> [SUPPLIED PASSAGE]
▬▬▬

Hello all! I've been lurking here for about a month and have learned
so much that I just signed up for real. I started investing about 10
years ago. After getting burned trading on random stock tips, I read
several books like Malkiel's "A Random Walk Down Wall Street". These
convinced me that the market is roughly efficient and that the optimal
portfolio to hold for maximizing return at a given level of risk was a
mixture of a risk-free asset and a broadly diversified market cap
weighted portfolio (constructed from index funds). The stellar returns
over the last decade of CSCO, MSFT, INTC, etc., however, have led me
to question this approach.

I saw Geoffrey Moore give an excellent talk at Stanford and that led
me to "The Gorilla Game". I read it over Christmas and was blown away!

▬▬▬

> [DATA SHOWN]
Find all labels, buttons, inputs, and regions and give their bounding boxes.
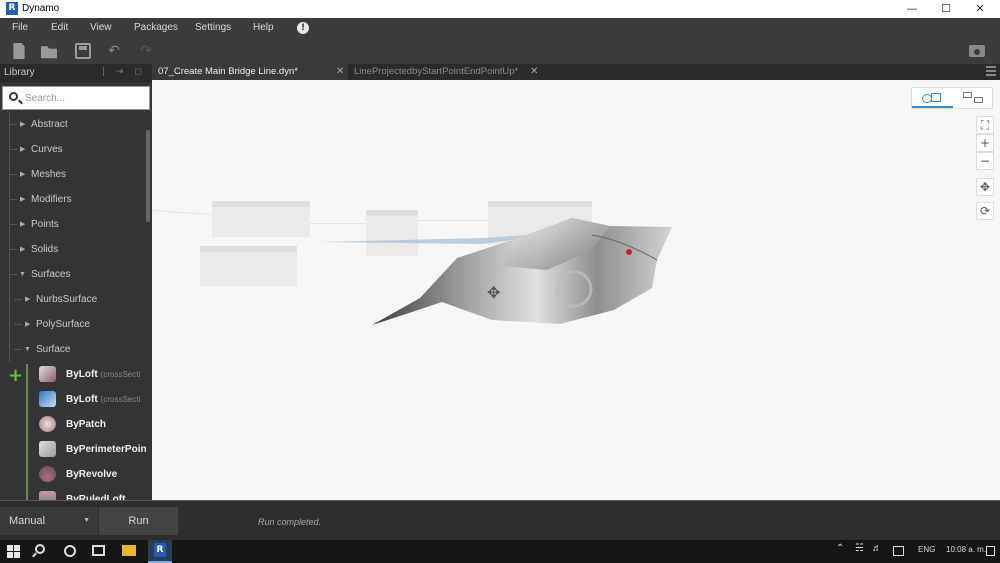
new-file-icon[interactable] <box>13 43 25 59</box>
menu-view[interactable]: View <box>90 22 112 33</box>
file-explorer-icon[interactable] <box>122 545 136 556</box>
svg-text:✥: ✥ <box>487 283 500 302</box>
run-status-text: Run completed. <box>258 517 322 527</box>
library-panel: Library | ⇥ ◻ ▶ Abstract ▶ Curves ▶ Mesh… <box>0 64 152 500</box>
ruled-loft-icon <box>39 491 56 500</box>
library-category-points[interactable]: ▶ Points <box>0 212 146 237</box>
lofted-surface-preview <box>372 218 672 325</box>
library-category-abstract[interactable]: ▶ Abstract <box>0 112 146 137</box>
revit-logo-icon: R <box>6 2 18 15</box>
search-icon <box>9 92 18 101</box>
chevron-down-icon: ▼ <box>83 517 90 524</box>
loft-guide-icon <box>39 391 56 407</box>
clock[interactable]: 10:08 a. m. <box>946 545 986 554</box>
navigation-controls: ⛶ + − ✥ ⟳ <box>976 116 994 220</box>
3d-geometry-view-icon[interactable] <box>912 88 953 108</box>
menu-edit[interactable]: Edit <box>51 22 68 33</box>
library-category-solids[interactable]: ▶ Solids <box>0 237 146 262</box>
menu-help[interactable]: Help <box>253 22 274 33</box>
tab-overflow-menu-icon[interactable] <box>986 66 996 76</box>
patch-icon <box>39 416 56 432</box>
title-bar: R Dynamo — ☐ ✕ <box>0 0 1000 18</box>
notification-alert-icon[interactable]: ! <box>297 22 309 34</box>
tray-chevron-up-icon[interactable]: ⌃ <box>836 543 844 554</box>
perimeter-points-icon <box>39 441 56 457</box>
minimize-button[interactable]: — <box>895 0 929 18</box>
keyboard-icon[interactable] <box>893 546 904 556</box>
screenshot-camera-icon[interactable] <box>969 45 985 57</box>
library-header-icons[interactable]: | ⇥ ◻ <box>102 67 146 77</box>
run-mode-select[interactable]: Manual ▼ <box>0 507 98 535</box>
library-node-byperimeterpoints[interactable]: ByPerimeterPoin <box>36 437 146 462</box>
library-category-meshes[interactable]: ▶ Meshes <box>0 162 146 187</box>
library-search-box[interactable] <box>2 86 150 110</box>
library-title: Library <box>4 67 35 78</box>
windows-start-icon[interactable] <box>7 545 20 558</box>
create-section-guide <box>26 364 28 500</box>
library-tree: ▶ Abstract ▶ Curves ▶ Meshes ▶ Modifiers… <box>0 112 146 500</box>
open-file-icon[interactable] <box>41 46 57 59</box>
menu-settings[interactable]: Settings <box>195 22 231 33</box>
notification-center-icon[interactable] <box>986 546 995 556</box>
tab-line-projected[interactable]: LineProjectedbyStartPointEndPointUp* ✕ <box>348 64 542 80</box>
toolbar: ↶ ↷ <box>0 38 1000 64</box>
library-subcategory-nurbssurface[interactable]: ▶ NurbsSurface <box>0 287 146 312</box>
language-indicator[interactable]: ENG <box>918 545 935 554</box>
revolve-icon <box>39 466 56 482</box>
orbit-icon[interactable]: ⟳ <box>976 202 994 220</box>
run-bar: Manual ▼ Run Run completed. <box>0 500 1000 540</box>
windows-taskbar: R ⌃ ☵ ♬ ENG 10:08 a. m. <box>0 540 1000 563</box>
library-category-curves[interactable]: ▶ Curves <box>0 137 146 162</box>
view-mode-toggle <box>911 87 993 109</box>
workspace-canvas[interactable]: ✥ ⛶ + − ✥ ⟳ <box>152 80 1000 500</box>
menu-bar: File Edit View Packages Settings Help ! <box>0 18 1000 38</box>
workspace-tab-bar: 07_Create Main Bridge Line.dyn* ✕ LinePr… <box>152 64 1000 80</box>
add-create-icon: + <box>8 365 24 386</box>
library-node-byloft-guides[interactable]: ByLoft (crossSecti <box>36 387 146 412</box>
library-node-byloft[interactable]: ByLoft (crossSecti <box>36 362 146 387</box>
library-node-byruledloft[interactable]: ByRuledLoft <box>36 487 146 500</box>
window-title: Dynamo <box>22 3 60 14</box>
maximize-button[interactable]: ☐ <box>929 0 963 18</box>
tab-main-bridge-line[interactable]: 07_Create Main Bridge Line.dyn* ✕ <box>152 64 348 80</box>
zoom-to-fit-icon[interactable]: ⛶ <box>976 116 994 134</box>
close-tab-icon[interactable]: ✕ <box>336 64 344 79</box>
library-node-bypatch[interactable]: ByPatch <box>36 412 146 437</box>
library-scrollbar[interactable] <box>146 130 150 222</box>
run-button[interactable]: Run <box>98 507 178 535</box>
close-button[interactable]: ✕ <box>963 0 997 18</box>
pan-icon[interactable]: ✥ <box>976 178 994 196</box>
library-subcategory-surface[interactable]: ▼ Surface <box>0 337 146 362</box>
geometry-preview: ✥ <box>318 218 672 325</box>
library-category-surfaces[interactable]: ▼ Surfaces <box>0 262 146 287</box>
graph-node-view-icon[interactable] <box>953 88 994 108</box>
taskbar-search-icon[interactable] <box>35 544 45 554</box>
library-category-modifiers[interactable]: ▶ Modifiers <box>0 187 146 212</box>
loft-icon <box>39 366 56 382</box>
cortana-icon[interactable] <box>64 545 76 557</box>
dynamo-window: { "window": { "title": "Dynamo", "logo_l… <box>0 0 1000 563</box>
close-tab-icon[interactable]: ✕ <box>530 64 538 79</box>
redo-icon[interactable]: ↷ <box>138 43 154 59</box>
task-view-icon[interactable] <box>92 545 105 556</box>
save-icon[interactable] <box>75 43 91 59</box>
wifi-icon[interactable]: ☵ <box>855 543 864 554</box>
undo-icon[interactable]: ↶ <box>106 43 122 59</box>
zoom-in-icon[interactable]: + <box>976 134 994 152</box>
library-subcategory-polysurface[interactable]: ▶ PolySurface <box>0 312 146 337</box>
menu-packages[interactable]: Packages <box>134 22 178 33</box>
menu-file[interactable]: File <box>12 22 28 33</box>
library-search-input[interactable] <box>25 90 145 106</box>
volume-icon[interactable]: ♬ <box>872 543 882 554</box>
zoom-out-icon[interactable]: − <box>976 152 994 170</box>
library-header: Library | ⇥ ◻ <box>0 64 152 82</box>
revit-taskbar-icon[interactable]: R <box>148 540 172 563</box>
library-node-byrevolve[interactable]: ByRevolve <box>36 462 146 487</box>
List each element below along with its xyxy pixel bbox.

▬▬▬

> [TASKS AND EXERCISES]
• a. In the investing post, where did the writer see Geoffrey Moore give a talk?
• b. Duplicate the portion of the investing post between "Hello all! I've" and "question this approach.", inclusive.
• c. Decide whether each statement agrees with the investing post, answering yes or no and quoting the words that settle it: (i) The writer began investing roughly ten years ago. (ii) The writer read "The Gorilla Game" over the summer. (iii) The books the writer read gave the conviction that the market is highly inefficient.

> [FULL ANSWERS]
• a. At Stanford.

• b.
Hello all! I've been lurking here for about a month and have learned
so much that I just signed up for real. I started investing about 10
years ago. After getting burned trading on random stock tips, I read
several books like Malkiel's "A Random Walk Down Wall Street". These
convinced me that the market is roughly efficient and that the optimal
portfolio to hold for maximizing return at a given level of risk was a
mixture of a risk-free asset and a broadly diversified market cap
weighted portfolio (constructed from index funds). The stellar returns
over the last decade of CSCO, MSFT, INTC, etc., however, have led me
to question this approach.

• c.
(i) Yes: "I started investing about 10 years ago."
(ii) No: "I read it over Christmas"
(iii) No: "convinced me that the market is roughly efficient"